Stated goal: Reproduce all the entries exactly.
------
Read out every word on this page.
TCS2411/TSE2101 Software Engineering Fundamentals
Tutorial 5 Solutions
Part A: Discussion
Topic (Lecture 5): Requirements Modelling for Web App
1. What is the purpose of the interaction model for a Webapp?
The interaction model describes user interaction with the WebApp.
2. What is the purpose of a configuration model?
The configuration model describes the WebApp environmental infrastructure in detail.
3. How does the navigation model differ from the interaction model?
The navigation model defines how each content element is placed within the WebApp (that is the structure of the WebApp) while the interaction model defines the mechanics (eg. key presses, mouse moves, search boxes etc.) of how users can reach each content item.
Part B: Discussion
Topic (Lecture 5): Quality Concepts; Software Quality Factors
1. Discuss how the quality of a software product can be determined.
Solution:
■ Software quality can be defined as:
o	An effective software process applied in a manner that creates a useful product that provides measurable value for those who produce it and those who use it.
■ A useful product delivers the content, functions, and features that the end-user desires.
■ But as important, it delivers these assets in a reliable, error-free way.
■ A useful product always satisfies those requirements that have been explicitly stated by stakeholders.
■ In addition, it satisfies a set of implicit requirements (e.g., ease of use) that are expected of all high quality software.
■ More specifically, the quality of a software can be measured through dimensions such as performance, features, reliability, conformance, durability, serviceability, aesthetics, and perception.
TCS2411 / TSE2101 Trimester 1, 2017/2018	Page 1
------
Solution for this problem:
Read out every word on this page.
TCS2411/TSE2101 Software Engineering Fundamentals
Tutorial 5 Solutions
Part A: Discussion
Topic (Lecture 5): Requirements Modelling for Web App
1. What is the purpose of the interaction model for a Webapp?
The interaction model describes user interaction with the WebApp.
2. What is the purpose of a configuration model?
The configuration model describes the WebApp environmental infrastructure in detail.
3. How does the navigation model differ from the interaction model?
The navigation model defines how each content element is placed within the WebApp (that is the structure of the WebApp) while the interaction model defines the mechanics (eg. key presses, mouse moves, search boxes etc.) of how users can reach each content item.
Part B: Discussion
Topic (Lecture 5): Quality Concepts; Software Quality Factors
1. Discuss how the quality of a software product can be determined.
Solution:
■ Software quality can be defined as:
o	An effective software process applied in a manner that creates a useful product that provides measurable value for those who produce it and those who use it.
■ A useful product delivers the content, functions, and features that the end-user desires.
■ But as important, it delivers these assets in a reliable, error-free way.
■ A useful product always satisfies those requirements that have been explicitly stated by stakeholders.
■ In addition, it satisfies a set of implicit requirements (e.g., ease of use) that are expected of all high quality software.
■ More specifically, the quality of a software can be measured through dimensions such as performance, features, reliability, conformance, durability, serviceability, aesthetics, and perception.
TCS2411 / TSE2101 Trimester 1, 2017/2018	Page 1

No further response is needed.